- DOCUMENT SECTION

I remember wondering why the students had reacted like that. As an educated group they should have respected the army, welcomed it and recognized the right of the government to station its army anywhere it chose. Graduates were allowed to enter the army at a certain high level. However, I recall one lecturer, a relative, supporting the student action and saying that the government should never have stationed the army on the University campus.
The 1971 JVP insurgency has been described as a romantic, innocent revolution, an unplanned spontaneous attack. It was no such thing. It was pre-planned and well organized. The purpose was to bring down the SLFP government of Sirimavo Bandaranaike. JVP was planning a putsch, to remove the government by force. Prime Minister Sirimavo Bandaranaike was to be eliminated. She would be taken into custody from her Rosmead Place residence.
JVP started in the classic manner. Once the new SLFP government came into power there was an unprecedented outburst of lawlessness throughout the country, said S. Nadesan. JVP had infiltrated government industrial concerns and had intimidated the workers. There were work stoppages.
The 1971 insurgency was carefully planned in advance. Kamal Gunaratne commented on the planning that would have gone into a simultaneous attack on 92 police stations. Each attack was planned ahead. The electricity supply was cut before a police station was attacked. Approaches to police stations were sealed off, in some cases, by felling large trees.
Cyril Ranatunge commented on the posters and graffiti which appeared over night throughout the island (except in North and east). Overnight posters appearing all over at the same time pointed to an organization which was orchestrated and well disciplined, he said.
JVP cadres were expected to take and hold certain areas. Colombo district which spanned a large area was demarcated into five, Meda Kolamba (the city limits); Dakunu Kolamba (the coastal areas up to Mount Lavinia); Kotte (from Kirullapone to Avissawella); Uthuru Kolamba (beyond the Kelani river to Peliyagoda and Negombo); and Nuwara Paara (from Peliyagoda to Nittambuwa).
‘JVP Disha Lekam’ (head of the area) of the Nuwara Paara covering Peliyagoda, Kadawatha, Ganemulla, Weliweriya, Kirindiwela, Mirigama, Veyangoda, Gampaha and Nittambuwa) was Jayadeva Uyangoda alias ‘U Mahaththaya’.
JVP did not attack only police stations. They attacked army camps and utilities as well. These were more important than the police stations. The police stations were to provide secure rear-bases for subsequent attacks by the JVP on towns and cities.
JVP planned to attack the armed forces in their camps. The army cantonment at Panagoda would be attacked. Navy personnel at Ragama and air force personnel at Katunayake were to be immobilized by introducing a purgative to their food.
JVP had compiled information regarding vital institutions which affected the country security and economy. They targeted utilities. JVP had tried to attack the transformer on the Wariyapola Road in Kurunegala district. Edward Gunawardene, in charge of operations in Kurunegala recalled that the sergeant guarding a large transformer on the Wariyapola Road with two other constables ‘started calling me on the walkie talkie in a desperate tone.”
Vavuniya was one of the pockets where the JVP was able to hold out for a long time, observed Jayaweera. That is because JVP took Vavuniya in a planned manner. JVP controlled the road at Iratperiyakulama and Omanthai, cutting Vavuniya off from Anuradhapura and Jaffna. JVP also controlled roads at Medawachchiya, Rajangana, and Polgahawela, which meant they had control of all key road and rail junctions.

- MATERIAL SHOWN
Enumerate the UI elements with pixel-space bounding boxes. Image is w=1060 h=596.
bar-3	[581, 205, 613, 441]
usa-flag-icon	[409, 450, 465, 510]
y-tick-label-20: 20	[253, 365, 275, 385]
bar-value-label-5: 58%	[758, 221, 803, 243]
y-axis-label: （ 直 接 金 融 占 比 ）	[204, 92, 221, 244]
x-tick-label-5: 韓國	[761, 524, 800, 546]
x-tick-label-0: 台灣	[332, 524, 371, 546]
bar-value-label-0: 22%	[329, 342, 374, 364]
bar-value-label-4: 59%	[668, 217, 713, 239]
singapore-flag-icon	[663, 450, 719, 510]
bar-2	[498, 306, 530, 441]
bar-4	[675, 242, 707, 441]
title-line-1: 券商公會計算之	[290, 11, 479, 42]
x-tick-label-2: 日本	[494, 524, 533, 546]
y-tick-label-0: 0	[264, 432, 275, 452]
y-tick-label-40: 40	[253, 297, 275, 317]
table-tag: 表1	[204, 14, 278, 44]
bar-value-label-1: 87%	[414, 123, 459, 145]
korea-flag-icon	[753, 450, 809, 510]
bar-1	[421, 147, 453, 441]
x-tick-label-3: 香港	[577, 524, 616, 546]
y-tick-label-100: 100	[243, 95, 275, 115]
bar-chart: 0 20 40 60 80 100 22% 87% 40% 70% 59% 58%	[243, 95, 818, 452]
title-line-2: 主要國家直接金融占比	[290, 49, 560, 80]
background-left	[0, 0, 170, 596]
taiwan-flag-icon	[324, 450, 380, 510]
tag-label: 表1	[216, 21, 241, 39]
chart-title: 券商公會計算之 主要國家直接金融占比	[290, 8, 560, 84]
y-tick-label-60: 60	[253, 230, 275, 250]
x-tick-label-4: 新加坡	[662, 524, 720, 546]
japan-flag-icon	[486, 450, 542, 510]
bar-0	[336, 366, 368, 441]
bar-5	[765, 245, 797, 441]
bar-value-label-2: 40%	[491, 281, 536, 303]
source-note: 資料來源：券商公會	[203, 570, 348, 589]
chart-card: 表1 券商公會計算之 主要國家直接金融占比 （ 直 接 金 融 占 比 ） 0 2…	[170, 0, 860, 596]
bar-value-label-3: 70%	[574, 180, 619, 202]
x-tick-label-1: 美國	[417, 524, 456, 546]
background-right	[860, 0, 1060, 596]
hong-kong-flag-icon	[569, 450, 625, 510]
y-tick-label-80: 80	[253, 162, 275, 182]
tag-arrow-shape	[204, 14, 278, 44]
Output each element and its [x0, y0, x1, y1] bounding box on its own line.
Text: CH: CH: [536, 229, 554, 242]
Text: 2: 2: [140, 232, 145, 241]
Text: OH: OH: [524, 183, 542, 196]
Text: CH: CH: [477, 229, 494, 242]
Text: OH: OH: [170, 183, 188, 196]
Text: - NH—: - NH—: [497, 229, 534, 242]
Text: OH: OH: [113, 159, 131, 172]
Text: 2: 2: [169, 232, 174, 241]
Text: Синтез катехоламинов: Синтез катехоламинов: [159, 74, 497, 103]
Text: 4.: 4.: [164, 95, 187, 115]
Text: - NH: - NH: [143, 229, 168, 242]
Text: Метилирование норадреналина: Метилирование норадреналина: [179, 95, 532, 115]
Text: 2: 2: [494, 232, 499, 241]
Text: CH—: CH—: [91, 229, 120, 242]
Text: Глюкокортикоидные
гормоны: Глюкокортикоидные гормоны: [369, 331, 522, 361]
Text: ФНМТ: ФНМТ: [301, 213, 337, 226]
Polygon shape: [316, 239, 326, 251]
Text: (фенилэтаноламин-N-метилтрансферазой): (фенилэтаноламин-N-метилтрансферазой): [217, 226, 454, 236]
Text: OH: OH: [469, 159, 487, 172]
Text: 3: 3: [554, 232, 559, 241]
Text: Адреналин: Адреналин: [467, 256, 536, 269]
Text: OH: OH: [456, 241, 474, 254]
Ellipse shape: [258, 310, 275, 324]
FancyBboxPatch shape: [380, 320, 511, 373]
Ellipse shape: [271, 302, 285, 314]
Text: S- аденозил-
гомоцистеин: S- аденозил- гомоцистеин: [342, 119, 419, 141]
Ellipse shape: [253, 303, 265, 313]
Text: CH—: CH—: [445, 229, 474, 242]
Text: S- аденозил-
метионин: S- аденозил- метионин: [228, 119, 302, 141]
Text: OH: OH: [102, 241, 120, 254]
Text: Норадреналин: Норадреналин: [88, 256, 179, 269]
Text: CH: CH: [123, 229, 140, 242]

- CHALLENGES
1: Return the stretch of the passage on the 1971 JVP insurgency from "JVP had compiled" through "and rail junctions.", copied word for word.
2: Answer these questions from the passage on the 1971 JVP insurgency:
(a) How many police stations did Kamal Gunaratne say were attacked simultaneously?
(b) Who was the 'Disha Lekam' of Nuwara Paara?
(c) What did the JVP plan to introduce into the food of navy personnel at Ragama and air force personnel at Katunayake?
The rows above are material separate from the passage on the 1971 JVP insurgency.

- SOLUTIONS BY TASK
1:
JVP had compiled information regarding vital institutions which affected the country security and economy. They targeted utilities. JVP had tried to attack the transformer on the Wariyapola Road in Kurunegala district. Edward Gunawardene, in charge of operations in Kurunegala recalled that the sergeant guarding a large transformer on the Wariyapola Road with two other constables ‘started calling me on the walkie talkie in a desperate tone.”
Vavuniya was one of the pockets where the JVP was able to hold out for a long time, observed Jayaweera. That is because JVP took Vavuniya in a planned manner. JVP controlled the road at Iratperiyakulama and Omanthai, cutting Vavuniya off from Anuradhapura and Jaffna. JVP also controlled roads at Medawachchiya, Rajangana, and Polgahawela, which meant they had control of all key road and rail junctions.

2:
(a) 92
(b) Jayadeva Uyangoda, alias 'U Mahaththaya'
(c) A purgative